## [WRITTEN TASK]
Print the whole listing exactly.

## [INPUT ROWS]

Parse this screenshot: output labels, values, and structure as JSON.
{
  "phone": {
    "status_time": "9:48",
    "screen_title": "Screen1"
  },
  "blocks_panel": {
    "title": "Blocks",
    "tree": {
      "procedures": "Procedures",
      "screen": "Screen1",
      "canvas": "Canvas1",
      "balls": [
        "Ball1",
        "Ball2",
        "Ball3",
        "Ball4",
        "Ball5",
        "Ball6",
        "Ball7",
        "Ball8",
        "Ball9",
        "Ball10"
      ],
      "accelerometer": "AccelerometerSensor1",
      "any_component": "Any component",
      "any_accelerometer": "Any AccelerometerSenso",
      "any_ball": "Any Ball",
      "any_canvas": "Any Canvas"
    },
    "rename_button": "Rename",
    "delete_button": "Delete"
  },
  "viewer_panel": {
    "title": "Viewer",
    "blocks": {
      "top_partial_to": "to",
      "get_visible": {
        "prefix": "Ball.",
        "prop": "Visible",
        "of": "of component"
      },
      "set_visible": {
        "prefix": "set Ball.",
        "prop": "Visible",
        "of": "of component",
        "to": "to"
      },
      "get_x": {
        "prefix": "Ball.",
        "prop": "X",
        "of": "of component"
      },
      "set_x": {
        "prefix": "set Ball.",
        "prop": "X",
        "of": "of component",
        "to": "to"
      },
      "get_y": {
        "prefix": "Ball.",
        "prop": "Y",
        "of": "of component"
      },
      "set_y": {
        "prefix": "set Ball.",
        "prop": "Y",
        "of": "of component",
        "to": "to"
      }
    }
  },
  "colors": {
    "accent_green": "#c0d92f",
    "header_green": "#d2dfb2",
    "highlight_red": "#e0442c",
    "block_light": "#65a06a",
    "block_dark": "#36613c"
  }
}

## [RESPONSE]
Parse this screenshot: output labels, values, and structure as JSON.
{
  "phone": {
    "status_time": "9:48",
    "screen_title": "Screen1"
  },
  "blocks_panel": {
    "title": "Blocks",
    "tree": {
      "procedures": "Procedures",
      "screen": "Screen1",
      "canvas": "Canvas1",
      "balls": [
        "Ball1",
        "Ball2",
        "Ball3",
        "Ball4",
        "Ball5",
        "Ball6",
        "Ball7",
        "Ball8",
        "Ball9",
        "Ball10"
      ],
      "accelerometer": "AccelerometerSensor1",
      "any_component": "Any component",
      "any_accelerometer": "Any AccelerometerSenso",
      "any_ball": "Any Ball",
      "any_canvas": "Any Canvas"
    },
    "rename_button": "Rename",
    "delete_button": "Delete"
  },
  "viewer_panel": {
    "title": "Viewer",
    "blocks": {
      "top_partial_to": "to",
      "get_visible": {
        "prefix": "Ball.",
        "prop": "Visible",
        "of": "of component"
      },
      "set_visible": {
        "prefix": "set Ball.",
        "prop": "Visible",
        "of": "of component",
        "to": "to"
      },
      "get_x": {
        "prefix": "Ball.",
        "prop": "X",
        "of": "of component"
      },
      "set_x": {
        "prefix": "set Ball.",
        "prop": "X",
        "of": "of component",
        "to": "to"
      },
      "get_y": {
        "prefix": "Ball.",
        "prop": "Y",
        "of": "of component"
      },
      "set_y": {
        "prefix": "set Ball.",
        "prop": "Y",
        "of": "of component",
        "to": "to"
      }
    }
  },
  "colors": {
    "accent_green": "#c0d92f",
    "header_green": "#d2dfb2",
    "highlight_red": "#e0442c",
    "block_light": "#65a06a",
    "block_dark": "#36613c"
  }
}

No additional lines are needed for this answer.